▶ _STATED PROBLEM_
Copy each line of the listing below exactly.

▶ _INPUT FOR THIS TASK_
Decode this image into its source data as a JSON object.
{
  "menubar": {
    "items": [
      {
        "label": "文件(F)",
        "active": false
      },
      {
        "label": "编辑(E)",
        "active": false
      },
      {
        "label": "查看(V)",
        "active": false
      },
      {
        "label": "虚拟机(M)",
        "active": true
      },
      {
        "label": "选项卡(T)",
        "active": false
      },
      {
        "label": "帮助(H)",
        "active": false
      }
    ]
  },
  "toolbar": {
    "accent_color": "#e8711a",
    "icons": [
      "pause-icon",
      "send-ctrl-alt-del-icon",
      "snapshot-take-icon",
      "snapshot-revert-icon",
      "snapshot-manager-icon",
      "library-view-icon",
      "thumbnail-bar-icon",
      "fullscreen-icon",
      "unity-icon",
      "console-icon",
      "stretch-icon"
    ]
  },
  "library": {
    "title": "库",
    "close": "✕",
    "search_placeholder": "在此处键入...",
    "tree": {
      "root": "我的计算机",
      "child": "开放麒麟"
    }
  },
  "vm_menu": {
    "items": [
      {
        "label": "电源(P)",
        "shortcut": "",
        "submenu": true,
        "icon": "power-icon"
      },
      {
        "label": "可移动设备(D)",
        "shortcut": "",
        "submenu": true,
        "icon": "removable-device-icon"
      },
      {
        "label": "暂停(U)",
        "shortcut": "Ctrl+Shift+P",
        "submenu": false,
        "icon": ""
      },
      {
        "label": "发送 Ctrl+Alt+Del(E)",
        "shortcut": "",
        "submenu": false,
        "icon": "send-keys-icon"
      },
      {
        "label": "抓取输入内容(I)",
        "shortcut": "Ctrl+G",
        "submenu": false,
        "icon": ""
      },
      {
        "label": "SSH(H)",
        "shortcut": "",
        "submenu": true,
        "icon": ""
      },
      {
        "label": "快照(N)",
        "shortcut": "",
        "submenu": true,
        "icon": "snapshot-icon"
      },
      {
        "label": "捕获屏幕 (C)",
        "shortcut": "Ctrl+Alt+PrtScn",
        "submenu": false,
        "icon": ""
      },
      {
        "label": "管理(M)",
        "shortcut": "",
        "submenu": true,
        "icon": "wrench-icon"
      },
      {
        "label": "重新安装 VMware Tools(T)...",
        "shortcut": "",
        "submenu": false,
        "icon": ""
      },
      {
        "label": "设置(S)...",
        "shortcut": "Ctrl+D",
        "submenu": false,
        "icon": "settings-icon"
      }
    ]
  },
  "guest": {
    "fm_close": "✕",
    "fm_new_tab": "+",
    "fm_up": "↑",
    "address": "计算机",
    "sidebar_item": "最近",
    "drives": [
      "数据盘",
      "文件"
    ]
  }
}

▶ _COMPLETE ANSWER_
Decode this image into its source data as a JSON object.
{
  "menubar": {
    "items": [
      {
        "label": "文件(F)",
        "active": false
      },
      {
        "label": "编辑(E)",
        "active": false
      },
      {
        "label": "查看(V)",
        "active": false
      },
      {
        "label": "虚拟机(M)",
        "active": true
      },
      {
        "label": "选项卡(T)",
        "active": false
      },
      {
        "label": "帮助(H)",
        "active": false
      }
    ]
  },
  "toolbar": {
    "accent_color": "#e8711a",
    "icons": [
      "pause-icon",
      "send-ctrl-alt-del-icon",
      "snapshot-take-icon",
      "snapshot-revert-icon",
      "snapshot-manager-icon",
      "library-view-icon",
      "thumbnail-bar-icon",
      "fullscreen-icon",
      "unity-icon",
      "console-icon",
      "stretch-icon"
    ]
  },
  "library": {
    "title": "库",
    "close": "✕",
    "search_placeholder": "在此处键入...",
    "tree": {
      "root": "我的计算机",
      "child": "开放麒麟"
    }
  },
  "vm_menu": {
    "items": [
      {
        "label": "电源(P)",
        "shortcut": "",
        "submenu": true,
        "icon": "power-icon"
      },
      {
        "label": "可移动设备(D)",
        "shortcut": "",
        "submenu": true,
        "icon": "removable-device-icon"
      },
      {
        "label": "暂停(U)",
        "shortcut": "Ctrl+Shift+P",
        "submenu": false,
        "icon": ""
      },
      {
        "label": "发送 Ctrl+Alt+Del(E)",
        "shortcut": "",
        "submenu": false,
        "icon": "send-keys-icon"
      },
      {
        "label": "抓取输入内容(I)",
        "shortcut": "Ctrl+G",
        "submenu": false,
        "icon": ""
      },
      {
        "label": "SSH(H)",
        "shortcut": "",
        "submenu": true,
        "icon": ""
      },
      {
        "label": "快照(N)",
        "shortcut": "",
        "submenu": true,
        "icon": "snapshot-icon"
      },
      {
        "label": "捕获屏幕 (C)",
        "shortcut": "Ctrl+Alt+PrtScn",
        "submenu": false,
        "icon": ""
      },
      {
        "label": "管理(M)",
        "shortcut": "",
        "submenu": true,
        "icon": "wrench-icon"
      },
      {
        "label": "重新安装 VMware Tools(T)...",
        "shortcut": "",
        "submenu": false,
        "icon": ""
      },
      {
        "label": "设置(S)...",
        "shortcut": "Ctrl+D",
        "submenu": false,
        "icon": "settings-icon"
      }
    ]
  },
  "guest": {
    "fm_close": "✕",
    "fm_new_tab": "+",
    "fm_up": "↑",
    "address": "计算机",
    "sidebar_item": "最近",
    "drives": [
      "数据盘",
      "文件"
    ]
  }
}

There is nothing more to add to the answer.